▶ **Work to complete**: Go through the entries below and print each one exactly, leaving out pictures.

- - -

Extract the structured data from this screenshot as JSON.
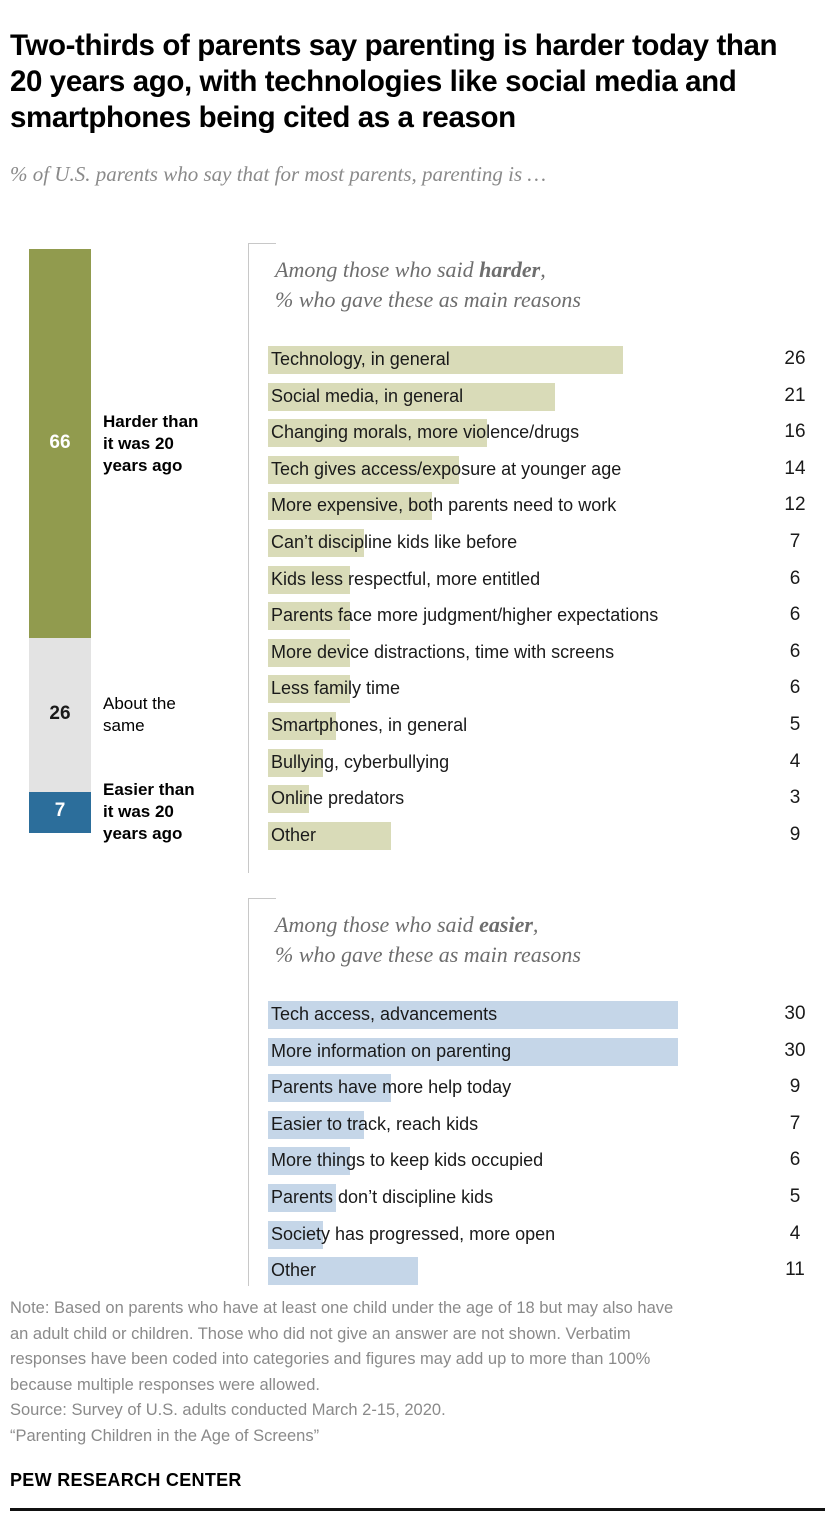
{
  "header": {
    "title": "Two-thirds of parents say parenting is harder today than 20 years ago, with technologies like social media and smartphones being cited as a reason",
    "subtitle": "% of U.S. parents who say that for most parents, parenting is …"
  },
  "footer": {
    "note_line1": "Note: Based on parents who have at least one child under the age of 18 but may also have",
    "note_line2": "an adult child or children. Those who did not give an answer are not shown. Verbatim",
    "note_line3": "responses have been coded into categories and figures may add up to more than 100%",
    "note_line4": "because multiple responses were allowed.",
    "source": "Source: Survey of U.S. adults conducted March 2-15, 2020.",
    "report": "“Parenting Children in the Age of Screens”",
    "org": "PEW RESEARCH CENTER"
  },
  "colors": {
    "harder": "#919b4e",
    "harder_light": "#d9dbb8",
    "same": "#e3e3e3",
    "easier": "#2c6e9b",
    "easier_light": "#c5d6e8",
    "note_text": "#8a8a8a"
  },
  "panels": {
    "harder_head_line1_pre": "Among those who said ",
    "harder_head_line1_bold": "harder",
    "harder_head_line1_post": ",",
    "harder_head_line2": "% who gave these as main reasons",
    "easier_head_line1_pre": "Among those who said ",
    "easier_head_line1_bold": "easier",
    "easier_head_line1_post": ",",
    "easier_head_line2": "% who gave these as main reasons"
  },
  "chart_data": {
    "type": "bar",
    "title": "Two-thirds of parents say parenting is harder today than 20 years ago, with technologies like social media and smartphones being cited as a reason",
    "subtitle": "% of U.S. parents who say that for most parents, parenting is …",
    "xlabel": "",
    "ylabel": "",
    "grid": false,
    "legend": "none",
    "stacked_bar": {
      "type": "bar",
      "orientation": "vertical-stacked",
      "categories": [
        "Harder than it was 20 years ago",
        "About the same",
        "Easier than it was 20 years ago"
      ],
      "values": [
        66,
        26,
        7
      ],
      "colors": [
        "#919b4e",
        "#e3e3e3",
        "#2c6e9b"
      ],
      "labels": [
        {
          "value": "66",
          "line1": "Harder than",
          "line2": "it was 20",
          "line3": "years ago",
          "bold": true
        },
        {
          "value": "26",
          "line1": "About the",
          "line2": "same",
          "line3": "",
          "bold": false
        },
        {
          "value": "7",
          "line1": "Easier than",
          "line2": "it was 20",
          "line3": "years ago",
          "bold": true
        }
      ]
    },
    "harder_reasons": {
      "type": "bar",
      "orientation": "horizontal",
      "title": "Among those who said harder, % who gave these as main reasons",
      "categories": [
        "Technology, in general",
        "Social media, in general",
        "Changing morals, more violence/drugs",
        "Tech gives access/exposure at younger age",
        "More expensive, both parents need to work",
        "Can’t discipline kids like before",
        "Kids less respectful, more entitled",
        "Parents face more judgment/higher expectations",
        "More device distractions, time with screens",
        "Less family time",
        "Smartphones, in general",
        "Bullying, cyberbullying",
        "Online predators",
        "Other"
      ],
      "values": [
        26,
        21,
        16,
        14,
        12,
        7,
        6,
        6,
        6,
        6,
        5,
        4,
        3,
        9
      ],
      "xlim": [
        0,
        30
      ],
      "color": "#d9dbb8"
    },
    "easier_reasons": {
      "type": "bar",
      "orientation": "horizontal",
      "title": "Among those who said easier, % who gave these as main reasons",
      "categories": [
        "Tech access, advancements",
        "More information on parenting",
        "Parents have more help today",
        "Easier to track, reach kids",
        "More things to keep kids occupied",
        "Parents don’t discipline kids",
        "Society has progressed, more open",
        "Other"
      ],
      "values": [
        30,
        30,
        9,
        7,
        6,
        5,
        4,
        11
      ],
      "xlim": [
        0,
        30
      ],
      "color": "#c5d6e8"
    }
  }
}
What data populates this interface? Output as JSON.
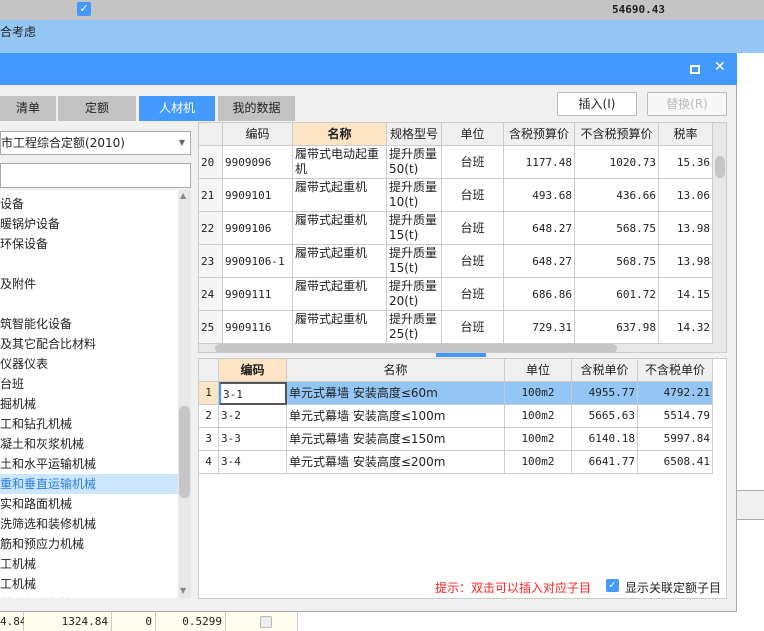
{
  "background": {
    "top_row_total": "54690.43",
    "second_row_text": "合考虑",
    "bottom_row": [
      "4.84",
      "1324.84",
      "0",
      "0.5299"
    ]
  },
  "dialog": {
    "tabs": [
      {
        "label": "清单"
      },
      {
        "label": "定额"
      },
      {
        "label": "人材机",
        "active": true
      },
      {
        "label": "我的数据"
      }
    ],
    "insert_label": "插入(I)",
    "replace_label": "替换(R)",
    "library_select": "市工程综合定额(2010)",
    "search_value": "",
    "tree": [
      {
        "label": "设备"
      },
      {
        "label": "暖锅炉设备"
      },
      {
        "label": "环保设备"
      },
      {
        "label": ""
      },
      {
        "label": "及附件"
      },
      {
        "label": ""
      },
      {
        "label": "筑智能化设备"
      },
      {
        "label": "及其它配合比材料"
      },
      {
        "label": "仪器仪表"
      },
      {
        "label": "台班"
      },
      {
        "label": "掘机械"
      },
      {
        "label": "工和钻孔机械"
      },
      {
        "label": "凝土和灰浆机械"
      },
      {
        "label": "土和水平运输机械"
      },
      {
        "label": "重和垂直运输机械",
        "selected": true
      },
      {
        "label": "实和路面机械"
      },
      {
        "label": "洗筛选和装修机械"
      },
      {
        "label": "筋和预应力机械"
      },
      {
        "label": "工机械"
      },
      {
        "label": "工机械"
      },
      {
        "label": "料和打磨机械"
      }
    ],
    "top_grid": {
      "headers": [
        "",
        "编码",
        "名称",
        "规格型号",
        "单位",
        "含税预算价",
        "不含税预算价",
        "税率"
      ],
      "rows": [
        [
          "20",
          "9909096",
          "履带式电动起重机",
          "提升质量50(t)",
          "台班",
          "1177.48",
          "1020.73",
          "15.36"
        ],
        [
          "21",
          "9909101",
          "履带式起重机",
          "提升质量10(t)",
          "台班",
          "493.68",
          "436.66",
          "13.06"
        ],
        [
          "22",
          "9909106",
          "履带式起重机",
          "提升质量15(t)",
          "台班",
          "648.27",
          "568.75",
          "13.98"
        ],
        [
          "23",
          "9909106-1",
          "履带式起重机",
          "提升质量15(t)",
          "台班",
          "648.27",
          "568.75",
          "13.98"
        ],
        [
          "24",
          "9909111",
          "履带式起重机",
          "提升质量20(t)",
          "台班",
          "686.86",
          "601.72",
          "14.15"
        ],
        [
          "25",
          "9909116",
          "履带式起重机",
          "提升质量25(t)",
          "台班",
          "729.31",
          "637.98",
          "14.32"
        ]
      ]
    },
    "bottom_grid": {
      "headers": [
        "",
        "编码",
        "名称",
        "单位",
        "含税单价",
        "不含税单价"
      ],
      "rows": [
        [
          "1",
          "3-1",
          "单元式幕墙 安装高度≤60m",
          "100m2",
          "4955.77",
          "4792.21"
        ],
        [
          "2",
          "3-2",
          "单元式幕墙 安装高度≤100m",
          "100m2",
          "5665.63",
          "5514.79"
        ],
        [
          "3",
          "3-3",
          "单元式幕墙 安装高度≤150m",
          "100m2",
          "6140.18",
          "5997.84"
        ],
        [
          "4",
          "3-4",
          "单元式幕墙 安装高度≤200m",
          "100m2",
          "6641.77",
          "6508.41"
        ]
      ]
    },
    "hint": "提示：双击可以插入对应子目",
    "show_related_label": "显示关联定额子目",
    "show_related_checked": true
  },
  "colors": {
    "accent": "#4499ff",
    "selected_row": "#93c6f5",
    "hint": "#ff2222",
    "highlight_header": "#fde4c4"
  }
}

- - -

▶ **Response below**:
Extract the structured data from this screenshot as JSON.
{
  "header": {
    "title": "Two-thirds of parents say parenting is harder today than 20 years ago, with technologies like social media and smartphones being cited as a reason",
    "subtitle": "% of U.S. parents who say that for most parents, parenting is …"
  },
  "footer": {
    "note_line1": "Note: Based on parents who have at least one child under the age of 18 but may also have",
    "note_line2": "an adult child or children. Those who did not give an answer are not shown. Verbatim",
    "note_line3": "responses have been coded into categories and figures may add up to more than 100%",
    "note_line4": "because multiple responses were allowed.",
    "source": "Source: Survey of U.S. adults conducted March 2-15, 2020.",
    "report": "“Parenting Children in the Age of Screens”",
    "org": "PEW RESEARCH CENTER"
  },
  "colors": {
    "harder": "#919b4e",
    "harder_light": "#d9dbb8",
    "same": "#e3e3e3",
    "easier": "#2c6e9b",
    "easier_light": "#c5d6e8",
    "note_text": "#8a8a8a"
  },
  "panels": {
    "harder_head_line1_pre": "Among those who said ",
    "harder_head_line1_bold": "harder",
    "harder_head_line1_post": ",",
    "harder_head_line2": "% who gave these as main reasons",
    "easier_head_line1_pre": "Among those who said ",
    "easier_head_line1_bold": "easier",
    "easier_head_line1_post": ",",
    "easier_head_line2": "% who gave these as main reasons"
  },
  "chart_data": {
    "type": "bar",
    "title": "Two-thirds of parents say parenting is harder today than 20 years ago, with technologies like social media and smartphones being cited as a reason",
    "subtitle": "% of U.S. parents who say that for most parents, parenting is …",
    "xlabel": "",
    "ylabel": "",
    "grid": false,
    "legend": "none",
    "stacked_bar": {
      "type": "bar",
      "orientation": "vertical-stacked",
      "categories": [
        "Harder than it was 20 years ago",
        "About the same",
        "Easier than it was 20 years ago"
      ],
      "values": [
        66,
        26,
        7
      ],
      "colors": [
        "#919b4e",
        "#e3e3e3",
        "#2c6e9b"
      ],
      "labels": [
        {
          "value": "66",
          "line1": "Harder than",
          "line2": "it was 20",
          "line3": "years ago",
          "bold": true
        },
        {
          "value": "26",
          "line1": "About the",
          "line2": "same",
          "line3": "",
          "bold": false
        },
        {
          "value": "7",
          "line1": "Easier than",
          "line2": "it was 20",
          "line3": "years ago",
          "bold": true
        }
      ]
    },
    "harder_reasons": {
      "type": "bar",
      "orientation": "horizontal",
      "title": "Among those who said harder, % who gave these as main reasons",
      "categories": [
        "Technology, in general",
        "Social media, in general",
        "Changing morals, more violence/drugs",
        "Tech gives access/exposure at younger age",
        "More expensive, both parents need to work",
        "Can’t discipline kids like before",
        "Kids less respectful, more entitled",
        "Parents face more judgment/higher expectations",
        "More device distractions, time with screens",
        "Less family time",
        "Smartphones, in general",
        "Bullying, cyberbullying",
        "Online predators",
        "Other"
      ],
      "values": [
        26,
        21,
        16,
        14,
        12,
        7,
        6,
        6,
        6,
        6,
        5,
        4,
        3,
        9
      ],
      "xlim": [
        0,
        30
      ],
      "color": "#d9dbb8"
    },
    "easier_reasons": {
      "type": "bar",
      "orientation": "horizontal",
      "title": "Among those who said easier, % who gave these as main reasons",
      "categories": [
        "Tech access, advancements",
        "More information on parenting",
        "Parents have more help today",
        "Easier to track, reach kids",
        "More things to keep kids occupied",
        "Parents don’t discipline kids",
        "Society has progressed, more open",
        "Other"
      ],
      "values": [
        30,
        30,
        9,
        7,
        6,
        5,
        4,
        11
      ],
      "xlim": [
        0,
        30
      ],
      "color": "#c5d6e8"
    }
  }
}
What data populates this interface? Output as JSON.
{
  "background": {
    "top_row_total": "54690.43",
    "second_row_text": "合考虑",
    "bottom_row": [
      "4.84",
      "1324.84",
      "0",
      "0.5299"
    ]
  },
  "dialog": {
    "tabs": [
      {
        "label": "清单"
      },
      {
        "label": "定额"
      },
      {
        "label": "人材机",
        "active": true
      },
      {
        "label": "我的数据"
      }
    ],
    "insert_label": "插入(I)",
    "replace_label": "替换(R)",
    "library_select": "市工程综合定额(2010)",
    "search_value": "",
    "tree": [
      {
        "label": "设备"
      },
      {
        "label": "暖锅炉设备"
      },
      {
        "label": "环保设备"
      },
      {
        "label": ""
      },
      {
        "label": "及附件"
      },
      {
        "label": ""
      },
      {
        "label": "筑智能化设备"
      },
      {
        "label": "及其它配合比材料"
      },
      {
        "label": "仪器仪表"
      },
      {
        "label": "台班"
      },
      {
        "label": "掘机械"
      },
      {
        "label": "工和钻孔机械"
      },
      {
        "label": "凝土和灰浆机械"
      },
      {
        "label": "土和水平运输机械"
      },
      {
        "label": "重和垂直运输机械",
        "selected": true
      },
      {
        "label": "实和路面机械"
      },
      {
        "label": "洗筛选和装修机械"
      },
      {
        "label": "筋和预应力机械"
      },
      {
        "label": "工机械"
      },
      {
        "label": "工机械"
      },
      {
        "label": "料和打磨机械"
      }
    ],
    "top_grid": {
      "headers": [
        "",
        "编码",
        "名称",
        "规格型号",
        "单位",
        "含税预算价",
        "不含税预算价",
        "税率"
      ],
      "rows": [
        [
          "20",
          "9909096",
          "履带式电动起重机",
          "提升质量50(t)",
          "台班",
          "1177.48",
          "1020.73",
          "15.36"
        ],
        [
          "21",
          "9909101",
          "履带式起重机",
          "提升质量10(t)",
          "台班",
          "493.68",
          "436.66",
          "13.06"
        ],
        [
          "22",
          "9909106",
          "履带式起重机",
          "提升质量15(t)",
          "台班",
          "648.27",
          "568.75",
          "13.98"
        ],
        [
          "23",
          "9909106-1",
          "履带式起重机",
          "提升质量15(t)",
          "台班",
          "648.27",
          "568.75",
          "13.98"
        ],
        [
          "24",
          "9909111",
          "履带式起重机",
          "提升质量20(t)",
          "台班",
          "686.86",
          "601.72",
          "14.15"
        ],
        [
          "25",
          "9909116",
          "履带式起重机",
          "提升质量25(t)",
          "台班",
          "729.31",
          "637.98",
          "14.32"
        ]
      ]
    },
    "bottom_grid": {
      "headers": [
        "",
        "编码",
        "名称",
        "单位",
        "含税单价",
        "不含税单价"
      ],
      "rows": [
        [
          "1",
          "3-1",
          "单元式幕墙 安装高度≤60m",
          "100m2",
          "4955.77",
          "4792.21"
        ],
        [
          "2",
          "3-2",
          "单元式幕墙 安装高度≤100m",
          "100m2",
          "5665.63",
          "5514.79"
        ],
        [
          "3",
          "3-3",
          "单元式幕墙 安装高度≤150m",
          "100m2",
          "6140.18",
          "5997.84"
        ],
        [
          "4",
          "3-4",
          "单元式幕墙 安装高度≤200m",
          "100m2",
          "6641.77",
          "6508.41"
        ]
      ]
    },
    "hint": "提示：双击可以插入对应子目",
    "show_related_label": "显示关联定额子目",
    "show_related_checked": true
  },
  "colors": {
    "accent": "#4499ff",
    "selected_row": "#93c6f5",
    "hint": "#ff2222",
    "highlight_header": "#fde4c4"
  }
}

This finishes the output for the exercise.